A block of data
** begin **

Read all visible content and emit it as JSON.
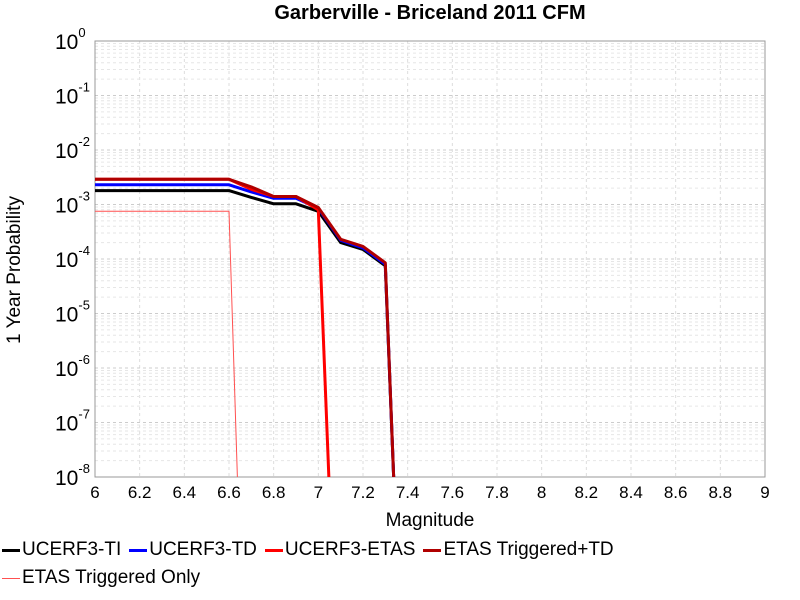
{
  "chart_data": {
    "type": "line",
    "title": "Garberville - Briceland 2011 CFM",
    "xlabel": "Magnitude",
    "ylabel": "1 Year Probability",
    "xlim": [
      6,
      9
    ],
    "ylim": [
      1e-08,
      1
    ],
    "yscale": "log",
    "grid": true,
    "legend_position": "bottom",
    "x_ticks": [
      "6",
      "6.2",
      "6.4",
      "6.6",
      "6.8",
      "7",
      "7.2",
      "7.4",
      "7.6",
      "7.8",
      "8",
      "8.2",
      "8.4",
      "8.6",
      "8.8",
      "9"
    ],
    "y_ticks": [
      {
        "base": "10",
        "exp": "0"
      },
      {
        "base": "10",
        "exp": "-1"
      },
      {
        "base": "10",
        "exp": "-2"
      },
      {
        "base": "10",
        "exp": "-3"
      },
      {
        "base": "10",
        "exp": "-4"
      },
      {
        "base": "10",
        "exp": "-5"
      },
      {
        "base": "10",
        "exp": "-6"
      },
      {
        "base": "10",
        "exp": "-7"
      },
      {
        "base": "10",
        "exp": "-8"
      }
    ],
    "series": [
      {
        "name": "UCERF3-TI",
        "color": "#000000",
        "width": 3,
        "x": [
          6.0,
          6.6,
          6.7,
          6.8,
          6.9,
          7.0,
          7.1,
          7.2,
          7.3,
          7.34
        ],
        "y": [
          0.0018,
          0.0018,
          0.00135,
          0.00103,
          0.00103,
          0.00075,
          0.0002,
          0.00015,
          7.5e-05,
          1e-09
        ]
      },
      {
        "name": "UCERF3-TD",
        "color": "#0000ff",
        "width": 3,
        "x": [
          6.0,
          6.6,
          6.7,
          6.8,
          6.9,
          7.0,
          7.1,
          7.2,
          7.3,
          7.34
        ],
        "y": [
          0.0023,
          0.0023,
          0.0017,
          0.0013,
          0.0013,
          0.00085,
          0.00022,
          0.00016,
          8e-05,
          1e-09
        ]
      },
      {
        "name": "UCERF3-ETAS",
        "color": "#ff0000",
        "width": 3,
        "x": [
          6.0,
          6.6,
          6.7,
          6.8,
          6.9,
          7.0,
          7.05
        ],
        "y": [
          0.0029,
          0.0029,
          0.0019,
          0.0014,
          0.0014,
          0.0008,
          1e-09
        ]
      },
      {
        "name": "ETAS Triggered+TD",
        "color": "#b00000",
        "width": 3,
        "x": [
          6.0,
          6.6,
          6.7,
          6.8,
          6.9,
          7.0,
          7.1,
          7.2,
          7.3,
          7.34
        ],
        "y": [
          0.0029,
          0.0029,
          0.0021,
          0.0014,
          0.0014,
          0.00088,
          0.00023,
          0.00017,
          8.5e-05,
          1e-09
        ]
      },
      {
        "name": "ETAS Triggered Only",
        "color": "#ff5050",
        "width": 1,
        "x": [
          6.0,
          6.6,
          6.64
        ],
        "y": [
          0.00075,
          0.00075,
          1e-09
        ]
      }
    ]
  }
}
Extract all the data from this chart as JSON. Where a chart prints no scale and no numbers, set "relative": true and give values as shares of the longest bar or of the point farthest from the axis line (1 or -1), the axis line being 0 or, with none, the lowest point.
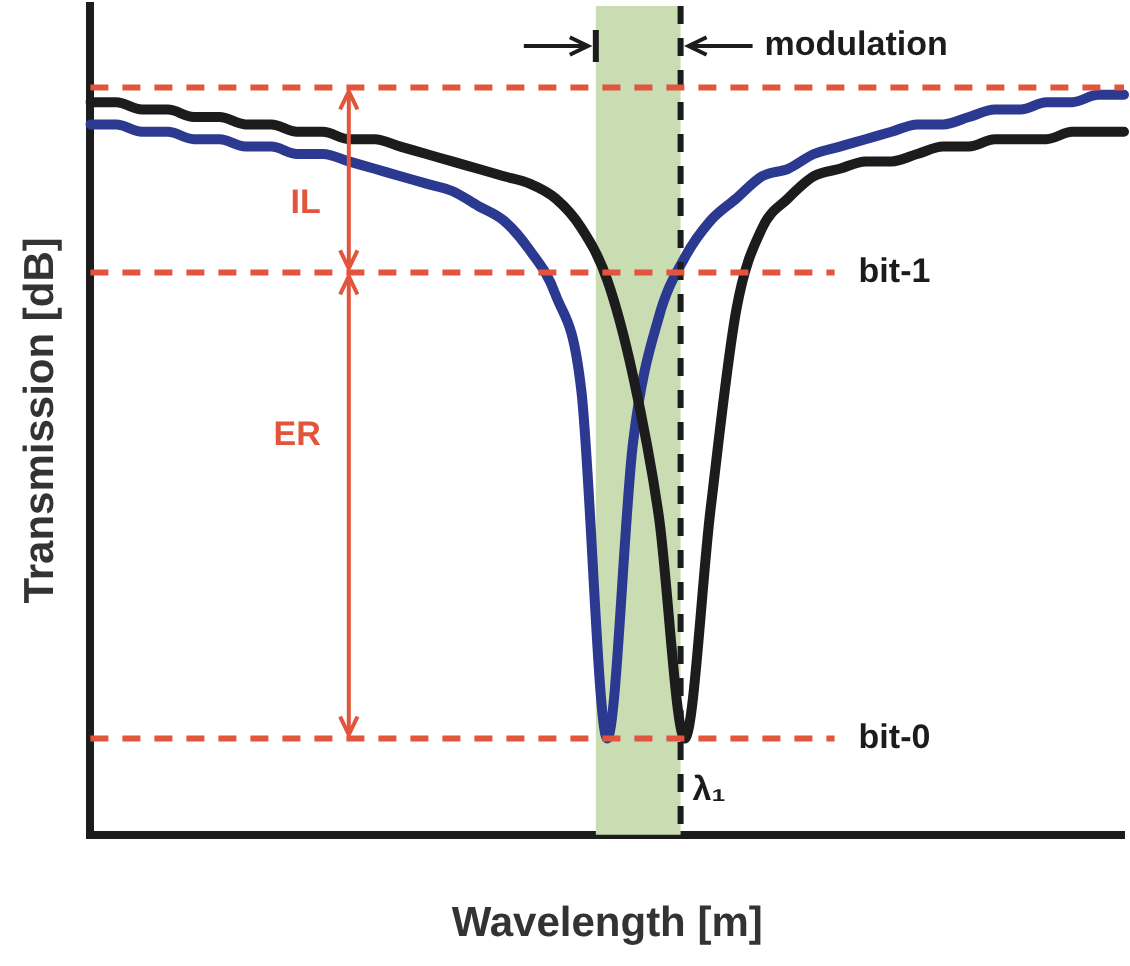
{
  "chart_data": {
    "type": "line",
    "relative": true,
    "xlabel": "Wavelength [m]",
    "ylabel": "Transmission [dB]",
    "categories": [
      null,
      null,
      null,
      null,
      null,
      null,
      null,
      null,
      null,
      null,
      null,
      null,
      null,
      null,
      null,
      null,
      null,
      null,
      null,
      null,
      null,
      null,
      null,
      null,
      null,
      null,
      null,
      null,
      null,
      null,
      null,
      null,
      null,
      null,
      null,
      null,
      null,
      null,
      null,
      null,
      null
    ],
    "series": [
      {
        "color": "#1c1c1c",
        "values": [
          0.99,
          0.99,
          0.98,
          0.98,
          0.97,
          0.97,
          0.96,
          0.96,
          0.95,
          0.95,
          0.94,
          0.94,
          0.93,
          0.92,
          0.91,
          0.9,
          0.89,
          0.88,
          0.86,
          0.82,
          0.75,
          0.62,
          0.43,
          0.13,
          0.44,
          0.71,
          0.82,
          0.86,
          0.89,
          0.9,
          0.91,
          0.91,
          0.92,
          0.93,
          0.93,
          0.94,
          0.94,
          0.94,
          0.95,
          0.95,
          0.95
        ]
      },
      {
        "color": "#2b3990",
        "values": [
          0.96,
          0.96,
          0.95,
          0.95,
          0.94,
          0.94,
          0.93,
          0.93,
          0.92,
          0.92,
          0.91,
          0.9,
          0.89,
          0.88,
          0.87,
          0.85,
          0.83,
          0.79,
          0.73,
          0.6,
          0.13,
          0.53,
          0.7,
          0.78,
          0.83,
          0.86,
          0.89,
          0.9,
          0.92,
          0.93,
          0.94,
          0.95,
          0.96,
          0.96,
          0.97,
          0.98,
          0.98,
          0.99,
          0.99,
          1.0,
          1.0
        ]
      }
    ],
    "ref_lines": [
      {
        "axis": "y",
        "value": 1.01,
        "label": null,
        "color": "#e2553c",
        "line_style": "dashed"
      },
      {
        "axis": "y",
        "value": 0.76,
        "label": "bit-1",
        "color": "#e2553c",
        "line_style": "dashed"
      },
      {
        "axis": "y",
        "value": 0.13,
        "label": "bit-0",
        "color": "#e2553c",
        "line_style": "dashed"
      }
    ],
    "annotations": [
      "IL",
      "ER",
      "modulation",
      "λ₁"
    ],
    "grid": false,
    "legend": false,
    "marker": "none",
    "line_style": "solid"
  }
}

** end **

> [Aim]:
Write out all the entries word for word, but skip any images.

> [Solution to this exercise]:
Read all visible content and emit it as JSON.
{
  "chart_data": {
    "type": "line",
    "title": "Garberville - Briceland 2011 CFM",
    "xlabel": "Magnitude",
    "ylabel": "1 Year Probability",
    "xlim": [
      6,
      9
    ],
    "ylim": [
      1e-08,
      1
    ],
    "yscale": "log",
    "grid": true,
    "legend_position": "bottom",
    "x_ticks": [
      "6",
      "6.2",
      "6.4",
      "6.6",
      "6.8",
      "7",
      "7.2",
      "7.4",
      "7.6",
      "7.8",
      "8",
      "8.2",
      "8.4",
      "8.6",
      "8.8",
      "9"
    ],
    "y_ticks": [
      {
        "base": "10",
        "exp": "0"
      },
      {
        "base": "10",
        "exp": "-1"
      },
      {
        "base": "10",
        "exp": "-2"
      },
      {
        "base": "10",
        "exp": "-3"
      },
      {
        "base": "10",
        "exp": "-4"
      },
      {
        "base": "10",
        "exp": "-5"
      },
      {
        "base": "10",
        "exp": "-6"
      },
      {
        "base": "10",
        "exp": "-7"
      },
      {
        "base": "10",
        "exp": "-8"
      }
    ],
    "series": [
      {
        "name": "UCERF3-TI",
        "color": "#000000",
        "width": 3,
        "x": [
          6.0,
          6.6,
          6.7,
          6.8,
          6.9,
          7.0,
          7.1,
          7.2,
          7.3,
          7.34
        ],
        "y": [
          0.0018,
          0.0018,
          0.00135,
          0.00103,
          0.00103,
          0.00075,
          0.0002,
          0.00015,
          7.5e-05,
          1e-09
        ]
      },
      {
        "name": "UCERF3-TD",
        "color": "#0000ff",
        "width": 3,
        "x": [
          6.0,
          6.6,
          6.7,
          6.8,
          6.9,
          7.0,
          7.1,
          7.2,
          7.3,
          7.34
        ],
        "y": [
          0.0023,
          0.0023,
          0.0017,
          0.0013,
          0.0013,
          0.00085,
          0.00022,
          0.00016,
          8e-05,
          1e-09
        ]
      },
      {
        "name": "UCERF3-ETAS",
        "color": "#ff0000",
        "width": 3,
        "x": [
          6.0,
          6.6,
          6.7,
          6.8,
          6.9,
          7.0,
          7.05
        ],
        "y": [
          0.0029,
          0.0029,
          0.0019,
          0.0014,
          0.0014,
          0.0008,
          1e-09
        ]
      },
      {
        "name": "ETAS Triggered+TD",
        "color": "#b00000",
        "width": 3,
        "x": [
          6.0,
          6.6,
          6.7,
          6.8,
          6.9,
          7.0,
          7.1,
          7.2,
          7.3,
          7.34
        ],
        "y": [
          0.0029,
          0.0029,
          0.0021,
          0.0014,
          0.0014,
          0.00088,
          0.00023,
          0.00017,
          8.5e-05,
          1e-09
        ]
      },
      {
        "name": "ETAS Triggered Only",
        "color": "#ff5050",
        "width": 1,
        "x": [
          6.0,
          6.6,
          6.64
        ],
        "y": [
          0.00075,
          0.00075,
          1e-09
        ]
      }
    ]
  }
}
Extract all the data from this chart as JSON. Where a chart prints no scale and no numbers, set "relative": true and give values as shares of the longest bar or of the point farthest from the axis line (1 or -1), the axis line being 0 or, with none, the lowest point.
{
  "chart_data": {
    "type": "line",
    "relative": true,
    "xlabel": "Wavelength [m]",
    "ylabel": "Transmission [dB]",
    "categories": [
      null,
      null,
      null,
      null,
      null,
      null,
      null,
      null,
      null,
      null,
      null,
      null,
      null,
      null,
      null,
      null,
      null,
      null,
      null,
      null,
      null,
      null,
      null,
      null,
      null,
      null,
      null,
      null,
      null,
      null,
      null,
      null,
      null,
      null,
      null,
      null,
      null,
      null,
      null,
      null,
      null
    ],
    "series": [
      {
        "color": "#1c1c1c",
        "values": [
          0.99,
          0.99,
          0.98,
          0.98,
          0.97,
          0.97,
          0.96,
          0.96,
          0.95,
          0.95,
          0.94,
          0.94,
          0.93,
          0.92,
          0.91,
          0.9,
          0.89,
          0.88,
          0.86,
          0.82,
          0.75,
          0.62,
          0.43,
          0.13,
          0.44,
          0.71,
          0.82,
          0.86,
          0.89,
          0.9,
          0.91,
          0.91,
          0.92,
          0.93,
          0.93,
          0.94,
          0.94,
          0.94,
          0.95,
          0.95,
          0.95
        ]
      },
      {
        "color": "#2b3990",
        "values": [
          0.96,
          0.96,
          0.95,
          0.95,
          0.94,
          0.94,
          0.93,
          0.93,
          0.92,
          0.92,
          0.91,
          0.9,
          0.89,
          0.88,
          0.87,
          0.85,
          0.83,
          0.79,
          0.73,
          0.6,
          0.13,
          0.53,
          0.7,
          0.78,
          0.83,
          0.86,
          0.89,
          0.9,
          0.92,
          0.93,
          0.94,
          0.95,
          0.96,
          0.96,
          0.97,
          0.98,
          0.98,
          0.99,
          0.99,
          1.0,
          1.0
        ]
      }
    ],
    "ref_lines": [
      {
        "axis": "y",
        "value": 1.01,
        "label": null,
        "color": "#e2553c",
        "line_style": "dashed"
      },
      {
        "axis": "y",
        "value": 0.76,
        "label": "bit-1",
        "color": "#e2553c",
        "line_style": "dashed"
      },
      {
        "axis": "y",
        "value": 0.13,
        "label": "bit-0",
        "color": "#e2553c",
        "line_style": "dashed"
      }
    ],
    "annotations": [
      "IL",
      "ER",
      "modulation",
      "λ₁"
    ],
    "grid": false,
    "legend": false,
    "marker": "none",
    "line_style": "solid"
  }
}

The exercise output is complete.